#### Available records

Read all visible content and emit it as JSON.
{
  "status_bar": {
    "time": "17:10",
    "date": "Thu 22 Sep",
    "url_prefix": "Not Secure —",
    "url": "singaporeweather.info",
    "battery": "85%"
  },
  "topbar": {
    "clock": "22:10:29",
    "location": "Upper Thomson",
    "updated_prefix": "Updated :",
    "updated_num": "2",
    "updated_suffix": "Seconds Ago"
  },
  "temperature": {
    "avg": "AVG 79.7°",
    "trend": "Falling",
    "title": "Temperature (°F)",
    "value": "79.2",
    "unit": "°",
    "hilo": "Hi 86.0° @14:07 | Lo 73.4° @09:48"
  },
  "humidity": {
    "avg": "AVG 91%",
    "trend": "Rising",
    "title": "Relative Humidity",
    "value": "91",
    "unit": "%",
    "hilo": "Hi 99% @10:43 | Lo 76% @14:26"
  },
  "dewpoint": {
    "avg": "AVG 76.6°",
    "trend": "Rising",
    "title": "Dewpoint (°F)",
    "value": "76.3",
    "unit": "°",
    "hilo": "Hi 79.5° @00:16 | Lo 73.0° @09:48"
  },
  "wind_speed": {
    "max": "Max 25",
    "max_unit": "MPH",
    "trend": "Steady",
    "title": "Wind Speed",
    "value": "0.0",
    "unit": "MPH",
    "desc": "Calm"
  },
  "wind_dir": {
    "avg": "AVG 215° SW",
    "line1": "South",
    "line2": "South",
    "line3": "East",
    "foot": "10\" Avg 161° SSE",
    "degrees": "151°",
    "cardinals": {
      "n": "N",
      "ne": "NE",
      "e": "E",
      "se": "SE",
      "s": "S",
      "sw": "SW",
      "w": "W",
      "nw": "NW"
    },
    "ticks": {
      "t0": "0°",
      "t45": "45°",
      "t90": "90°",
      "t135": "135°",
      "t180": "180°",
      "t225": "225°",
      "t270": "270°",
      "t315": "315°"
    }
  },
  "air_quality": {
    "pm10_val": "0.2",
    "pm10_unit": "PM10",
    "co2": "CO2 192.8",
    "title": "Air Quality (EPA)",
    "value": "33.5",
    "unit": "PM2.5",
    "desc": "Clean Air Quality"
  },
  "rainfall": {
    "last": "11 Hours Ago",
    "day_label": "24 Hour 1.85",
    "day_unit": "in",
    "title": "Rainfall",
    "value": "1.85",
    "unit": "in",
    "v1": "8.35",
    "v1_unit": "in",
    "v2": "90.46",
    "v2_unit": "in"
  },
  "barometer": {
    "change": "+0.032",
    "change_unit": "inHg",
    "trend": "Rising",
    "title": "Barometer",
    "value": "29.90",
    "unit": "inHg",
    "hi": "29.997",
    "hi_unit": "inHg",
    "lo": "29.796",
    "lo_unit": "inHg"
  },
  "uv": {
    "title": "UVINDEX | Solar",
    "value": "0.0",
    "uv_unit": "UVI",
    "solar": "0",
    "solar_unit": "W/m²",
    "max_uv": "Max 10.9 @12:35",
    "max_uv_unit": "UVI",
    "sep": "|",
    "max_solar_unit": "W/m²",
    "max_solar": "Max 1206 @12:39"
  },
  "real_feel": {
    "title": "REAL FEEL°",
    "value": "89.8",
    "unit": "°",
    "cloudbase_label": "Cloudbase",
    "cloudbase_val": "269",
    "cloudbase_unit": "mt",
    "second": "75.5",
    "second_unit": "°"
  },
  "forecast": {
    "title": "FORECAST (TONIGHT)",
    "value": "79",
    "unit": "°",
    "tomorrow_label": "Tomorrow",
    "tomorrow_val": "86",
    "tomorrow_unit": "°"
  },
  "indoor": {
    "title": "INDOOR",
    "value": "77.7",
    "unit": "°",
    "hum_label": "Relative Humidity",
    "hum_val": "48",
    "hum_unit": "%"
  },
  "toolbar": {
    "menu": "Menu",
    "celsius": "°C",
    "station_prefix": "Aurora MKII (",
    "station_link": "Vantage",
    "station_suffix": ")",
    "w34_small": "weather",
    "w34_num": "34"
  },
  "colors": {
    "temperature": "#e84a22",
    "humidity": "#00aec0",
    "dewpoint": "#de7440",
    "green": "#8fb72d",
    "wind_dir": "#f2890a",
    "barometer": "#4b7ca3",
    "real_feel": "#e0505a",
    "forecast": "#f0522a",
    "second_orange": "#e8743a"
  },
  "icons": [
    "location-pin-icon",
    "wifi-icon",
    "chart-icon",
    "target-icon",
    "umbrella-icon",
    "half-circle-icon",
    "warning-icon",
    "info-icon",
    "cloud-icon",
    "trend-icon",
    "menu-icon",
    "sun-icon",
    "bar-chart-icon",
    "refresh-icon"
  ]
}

########

- What is being asked -
Restate each of the entries above verbatim.

- Result for this exercise -
Read all visible content and emit it as JSON.
{
  "status_bar": {
    "time": "17:10",
    "date": "Thu 22 Sep",
    "url_prefix": "Not Secure —",
    "url": "singaporeweather.info",
    "battery": "85%"
  },
  "topbar": {
    "clock": "22:10:29",
    "location": "Upper Thomson",
    "updated_prefix": "Updated :",
    "updated_num": "2",
    "updated_suffix": "Seconds Ago"
  },
  "temperature": {
    "avg": "AVG 79.7°",
    "trend": "Falling",
    "title": "Temperature (°F)",
    "value": "79.2",
    "unit": "°",
    "hilo": "Hi 86.0° @14:07 | Lo 73.4° @09:48"
  },
  "humidity": {
    "avg": "AVG 91%",
    "trend": "Rising",
    "title": "Relative Humidity",
    "value": "91",
    "unit": "%",
    "hilo": "Hi 99% @10:43 | Lo 76% @14:26"
  },
  "dewpoint": {
    "avg": "AVG 76.6°",
    "trend": "Rising",
    "title": "Dewpoint (°F)",
    "value": "76.3",
    "unit": "°",
    "hilo": "Hi 79.5° @00:16 | Lo 73.0° @09:48"
  },
  "wind_speed": {
    "max": "Max 25",
    "max_unit": "MPH",
    "trend": "Steady",
    "title": "Wind Speed",
    "value": "0.0",
    "unit": "MPH",
    "desc": "Calm"
  },
  "wind_dir": {
    "avg": "AVG 215° SW",
    "line1": "South",
    "line2": "South",
    "line3": "East",
    "foot": "10\" Avg 161° SSE",
    "degrees": "151°",
    "cardinals": {
      "n": "N",
      "ne": "NE",
      "e": "E",
      "se": "SE",
      "s": "S",
      "sw": "SW",
      "w": "W",
      "nw": "NW"
    },
    "ticks": {
      "t0": "0°",
      "t45": "45°",
      "t90": "90°",
      "t135": "135°",
      "t180": "180°",
      "t225": "225°",
      "t270": "270°",
      "t315": "315°"
    }
  },
  "air_quality": {
    "pm10_val": "0.2",
    "pm10_unit": "PM10",
    "co2": "CO2 192.8",
    "title": "Air Quality (EPA)",
    "value": "33.5",
    "unit": "PM2.5",
    "desc": "Clean Air Quality"
  },
  "rainfall": {
    "last": "11 Hours Ago",
    "day_label": "24 Hour 1.85",
    "day_unit": "in",
    "title": "Rainfall",
    "value": "1.85",
    "unit": "in",
    "v1": "8.35",
    "v1_unit": "in",
    "v2": "90.46",
    "v2_unit": "in"
  },
  "barometer": {
    "change": "+0.032",
    "change_unit": "inHg",
    "trend": "Rising",
    "title": "Barometer",
    "value": "29.90",
    "unit": "inHg",
    "hi": "29.997",
    "hi_unit": "inHg",
    "lo": "29.796",
    "lo_unit": "inHg"
  },
  "uv": {
    "title": "UVINDEX | Solar",
    "value": "0.0",
    "uv_unit": "UVI",
    "solar": "0",
    "solar_unit": "W/m²",
    "max_uv": "Max 10.9 @12:35",
    "max_uv_unit": "UVI",
    "sep": "|",
    "max_solar_unit": "W/m²",
    "max_solar": "Max 1206 @12:39"
  },
  "real_feel": {
    "title": "REAL FEEL°",
    "value": "89.8",
    "unit": "°",
    "cloudbase_label": "Cloudbase",
    "cloudbase_val": "269",
    "cloudbase_unit": "mt",
    "second": "75.5",
    "second_unit": "°"
  },
  "forecast": {
    "title": "FORECAST (TONIGHT)",
    "value": "79",
    "unit": "°",
    "tomorrow_label": "Tomorrow",
    "tomorrow_val": "86",
    "tomorrow_unit": "°"
  },
  "indoor": {
    "title": "INDOOR",
    "value": "77.7",
    "unit": "°",
    "hum_label": "Relative Humidity",
    "hum_val": "48",
    "hum_unit": "%"
  },
  "toolbar": {
    "menu": "Menu",
    "celsius": "°C",
    "station_prefix": "Aurora MKII (",
    "station_link": "Vantage",
    "station_suffix": ")",
    "w34_small": "weather",
    "w34_num": "34"
  },
  "colors": {
    "temperature": "#e84a22",
    "humidity": "#00aec0",
    "dewpoint": "#de7440",
    "green": "#8fb72d",
    "wind_dir": "#f2890a",
    "barometer": "#4b7ca3",
    "real_feel": "#e0505a",
    "forecast": "#f0522a",
    "second_orange": "#e8743a"
  },
  "icons": [
    "location-pin-icon",
    "wifi-icon",
    "chart-icon",
    "target-icon",
    "umbrella-icon",
    "half-circle-icon",
    "warning-icon",
    "info-icon",
    "cloud-icon",
    "trend-icon",
    "menu-icon",
    "sun-icon",
    "bar-chart-icon",
    "refresh-icon"
  ]
}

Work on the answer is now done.